» **Goal of the exercise**:
Repeat each record below exactly, dropping the pictures.

» **Extracted material**:
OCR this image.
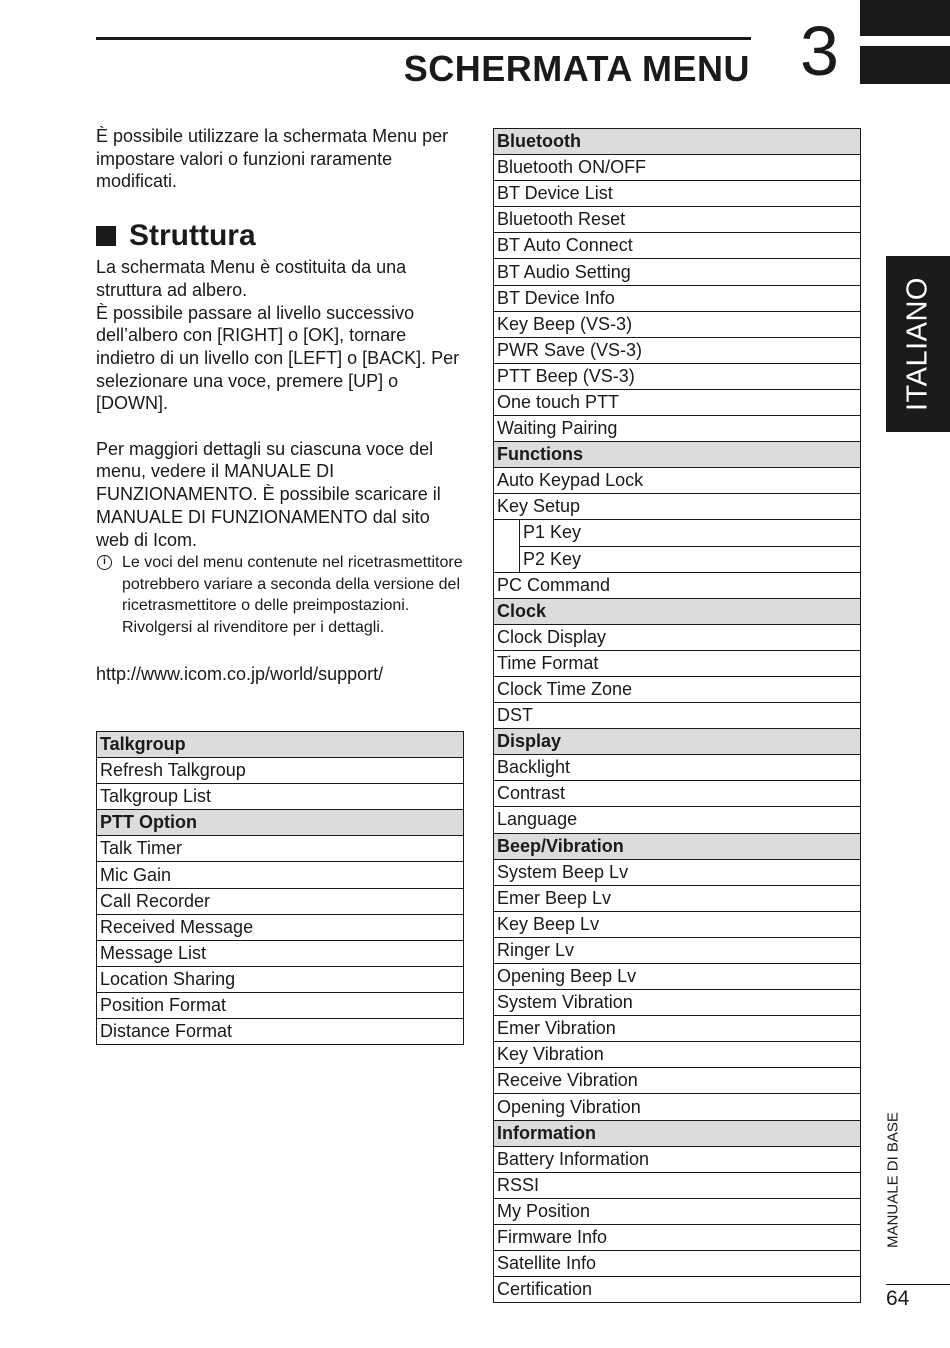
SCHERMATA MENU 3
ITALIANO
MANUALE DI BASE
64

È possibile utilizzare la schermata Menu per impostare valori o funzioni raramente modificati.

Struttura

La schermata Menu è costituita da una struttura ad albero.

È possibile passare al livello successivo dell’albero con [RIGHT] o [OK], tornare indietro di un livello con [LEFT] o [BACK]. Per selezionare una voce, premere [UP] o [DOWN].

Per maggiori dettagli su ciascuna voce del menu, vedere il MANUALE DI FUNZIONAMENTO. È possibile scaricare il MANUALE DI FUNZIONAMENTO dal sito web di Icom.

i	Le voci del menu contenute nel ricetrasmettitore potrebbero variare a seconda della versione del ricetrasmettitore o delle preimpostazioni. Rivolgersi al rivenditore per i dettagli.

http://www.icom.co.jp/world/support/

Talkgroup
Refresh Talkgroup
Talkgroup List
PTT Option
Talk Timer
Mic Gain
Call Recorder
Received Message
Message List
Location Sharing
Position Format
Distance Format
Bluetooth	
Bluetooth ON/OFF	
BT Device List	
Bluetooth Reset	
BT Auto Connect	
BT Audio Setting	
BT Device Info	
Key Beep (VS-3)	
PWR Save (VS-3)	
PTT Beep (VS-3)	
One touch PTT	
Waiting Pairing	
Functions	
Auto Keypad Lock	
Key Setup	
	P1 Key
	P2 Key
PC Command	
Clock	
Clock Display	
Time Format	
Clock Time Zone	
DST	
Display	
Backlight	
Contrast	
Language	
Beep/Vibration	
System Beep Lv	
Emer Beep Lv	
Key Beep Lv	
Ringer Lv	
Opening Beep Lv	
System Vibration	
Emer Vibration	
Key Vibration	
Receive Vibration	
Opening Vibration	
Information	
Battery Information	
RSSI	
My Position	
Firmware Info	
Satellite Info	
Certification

» **Answer to this problem**:
OCR this image.
SCHERMATA MENU 3
ITALIANO
MANUALE DI BASE
64

È possibile utilizzare la schermata Menu per impostare valori o funzioni raramente modificati.

Struttura

La schermata Menu è costituita da una struttura ad albero.

È possibile passare al livello successivo dell’albero con [RIGHT] o [OK], tornare indietro di un livello con [LEFT] o [BACK]. Per selezionare una voce, premere [UP] o [DOWN].

Per maggiori dettagli su ciascuna voce del menu, vedere il MANUALE DI FUNZIONAMENTO. È possibile scaricare il MANUALE DI FUNZIONAMENTO dal sito web di Icom.

i	Le voci del menu contenute nel ricetrasmettitore potrebbero variare a seconda della versione del ricetrasmettitore o delle preimpostazioni. Rivolgersi al rivenditore per i dettagli.

http://www.icom.co.jp/world/support/

Talkgroup
Refresh Talkgroup
Talkgroup List
PTT Option
Talk Timer
Mic Gain
Call Recorder
Received Message
Message List
Location Sharing
Position Format
Distance Format
Bluetooth	
Bluetooth ON/OFF	
BT Device List	
Bluetooth Reset	
BT Auto Connect	
BT Audio Setting	
BT Device Info	
Key Beep (VS-3)	
PWR Save (VS-3)	
PTT Beep (VS-3)	
One touch PTT	
Waiting Pairing	
Functions	
Auto Keypad Lock	
Key Setup	
	P1 Key
	P2 Key
PC Command	
Clock	
Clock Display	
Time Format	
Clock Time Zone	
DST	
Display	
Backlight	
Contrast	
Language	
Beep/Vibration	
System Beep Lv	
Emer Beep Lv	
Key Beep Lv	
Ringer Lv	
Opening Beep Lv	
System Vibration	
Emer Vibration	
Key Vibration	
Receive Vibration	
Opening Vibration	
Information	
Battery Information	
RSSI	
My Position	
Firmware Info	
Satellite Info	
Certification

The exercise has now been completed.